State how many lines of the records contain the string "color", and give no other information.

Dataset records on visual material:
## Start

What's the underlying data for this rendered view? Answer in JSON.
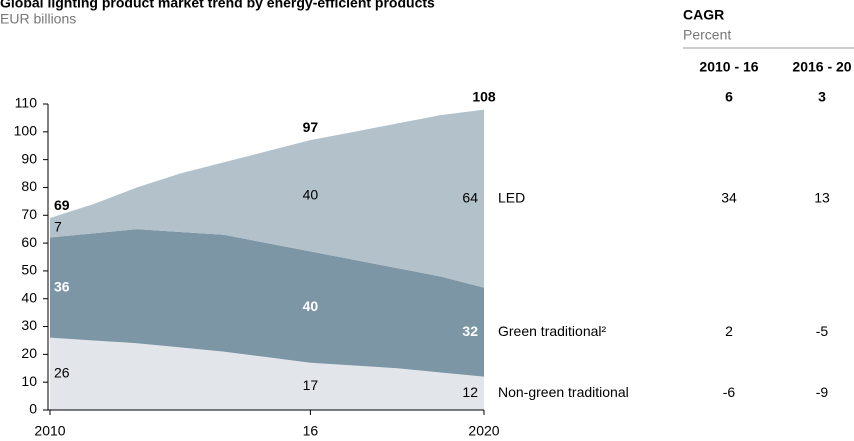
{
  "chart_data": {
    "type": "stacked_area",
    "title": "Global lighting product market trend by energy-efficient products",
    "subtitle": "EUR billions",
    "x": [
      2010,
      2011,
      2012,
      2013,
      2014,
      2015,
      2016,
      2017,
      2018,
      2019,
      2020
    ],
    "xlim": [
      2010,
      2020
    ],
    "xticks": [
      2010,
      {
        "value": 2016,
        "label": "16"
      },
      2020
    ],
    "ylim": [
      0,
      110
    ],
    "yticks": [
      0,
      10,
      20,
      30,
      40,
      50,
      60,
      70,
      80,
      90,
      100,
      110
    ],
    "series": [
      {
        "name": "Non-green traditional",
        "color": "#e2e6eb",
        "values": [
          26,
          25,
          24,
          22.5,
          21,
          19,
          17,
          16,
          15,
          13.5,
          12
        ]
      },
      {
        "name": "Green traditional²",
        "color": "#7c96a5",
        "values": [
          36,
          38.5,
          41,
          41.5,
          42,
          41,
          40,
          38,
          36,
          34.5,
          32
        ]
      },
      {
        "name": "LED",
        "color": "#b3c1cb",
        "values": [
          7,
          10.5,
          15,
          21,
          26,
          33,
          40,
          46,
          52,
          58,
          64
        ]
      }
    ],
    "labeled_points": [
      0,
      6,
      10
    ],
    "totals": [
      69,
      97,
      108
    ],
    "cagr": {
      "title": "CAGR",
      "unit": "Percent",
      "columns": [
        "2010 - 16",
        "2016 - 20"
      ],
      "total": [
        6,
        3
      ],
      "rows": [
        [
          -6,
          -9
        ],
        [
          2,
          -5
        ],
        [
          34,
          13
        ]
      ]
    }
  }
}
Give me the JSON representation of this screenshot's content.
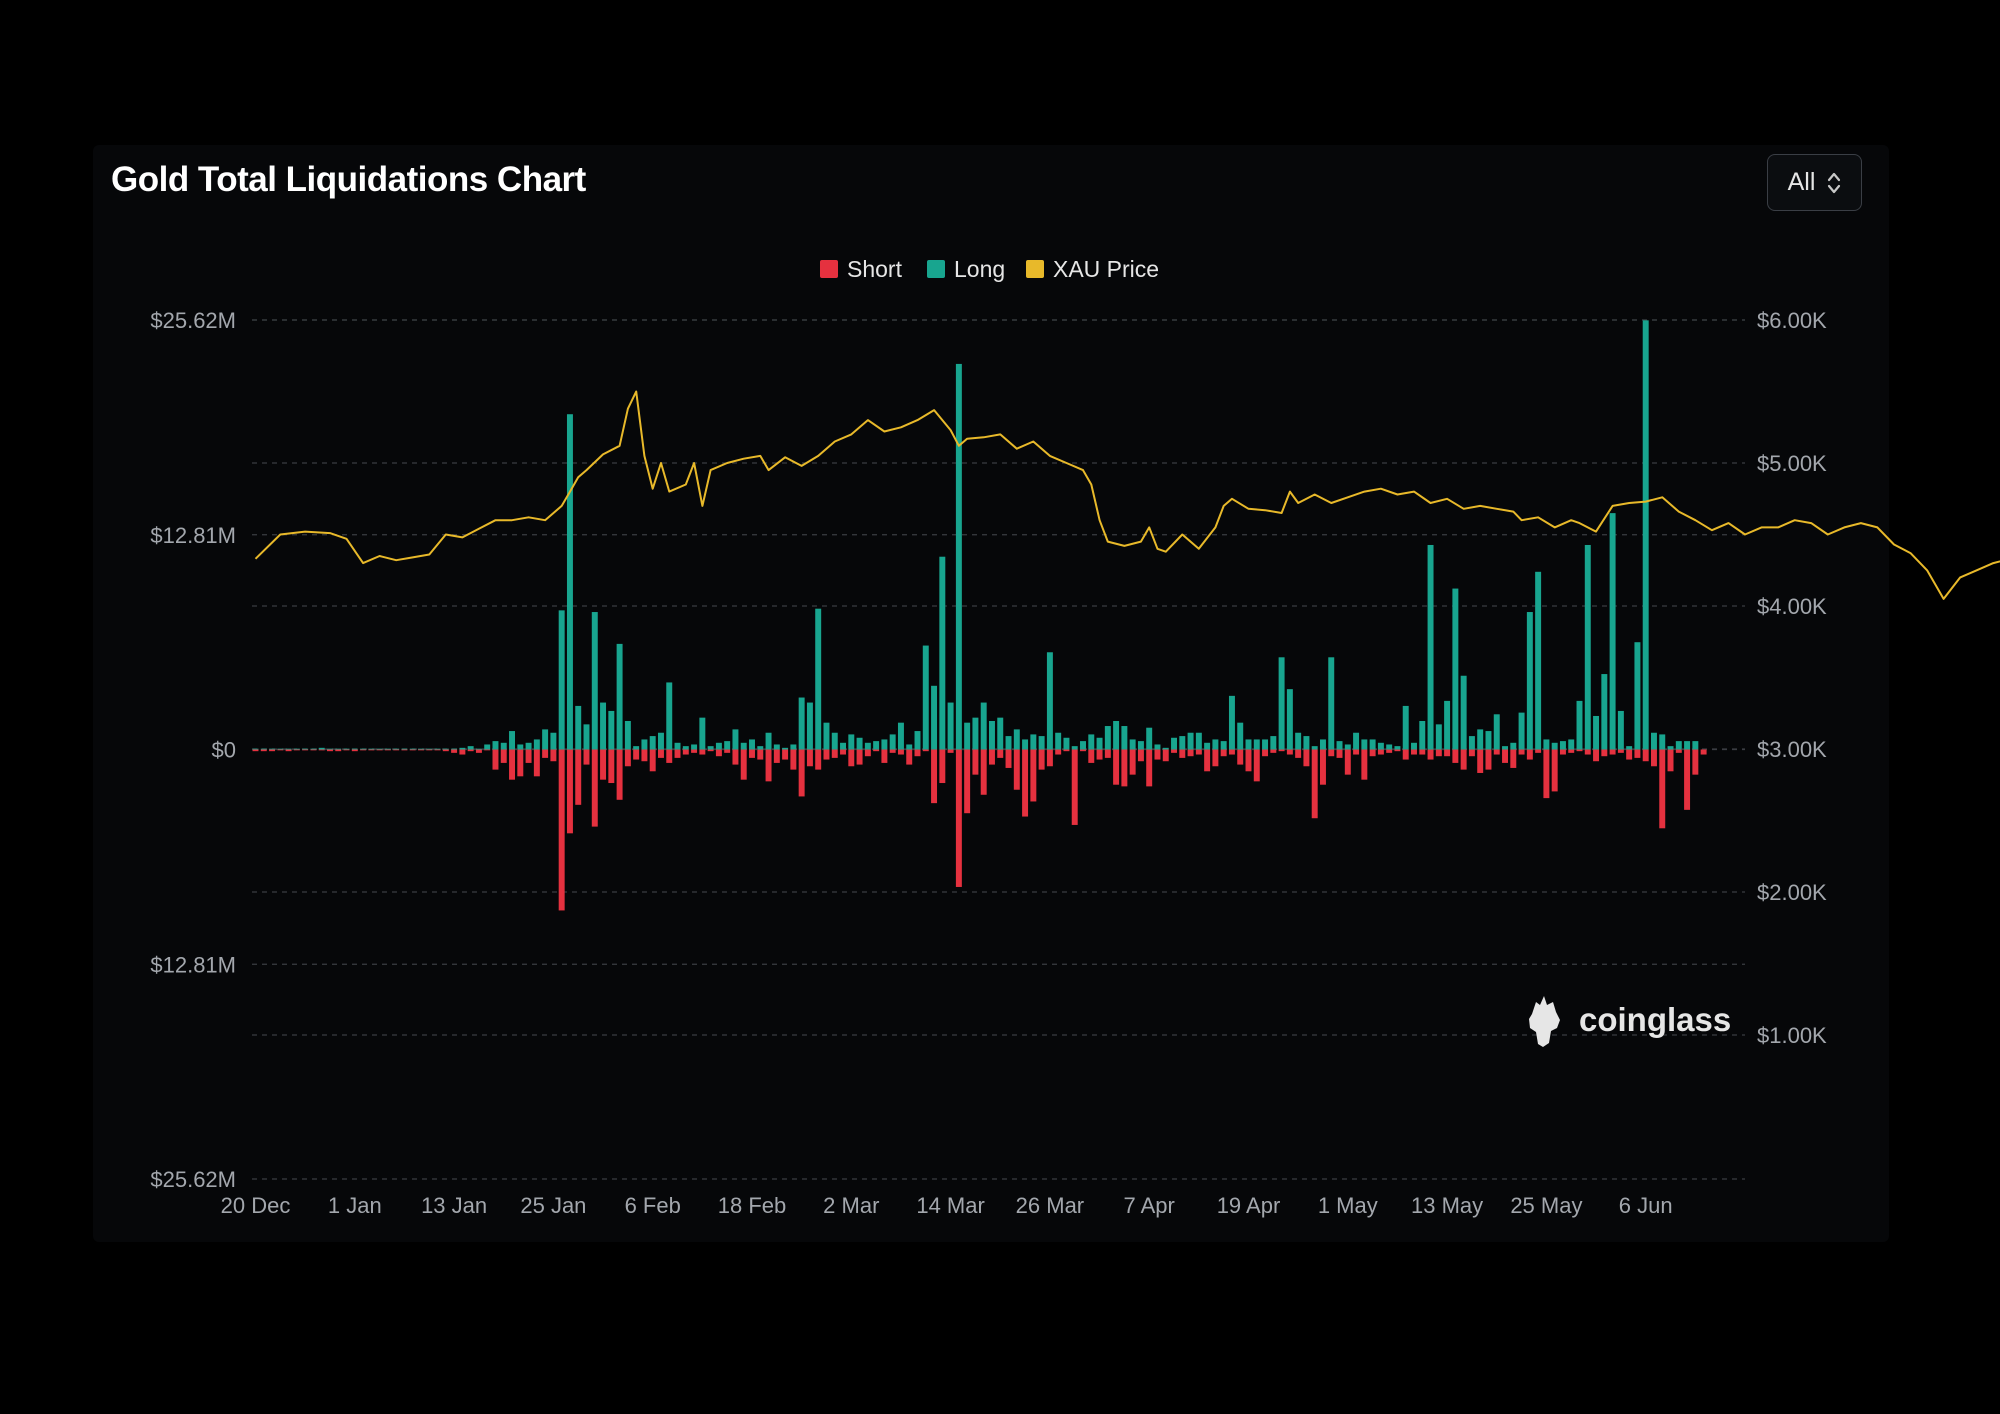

## End

Result for this task =>
3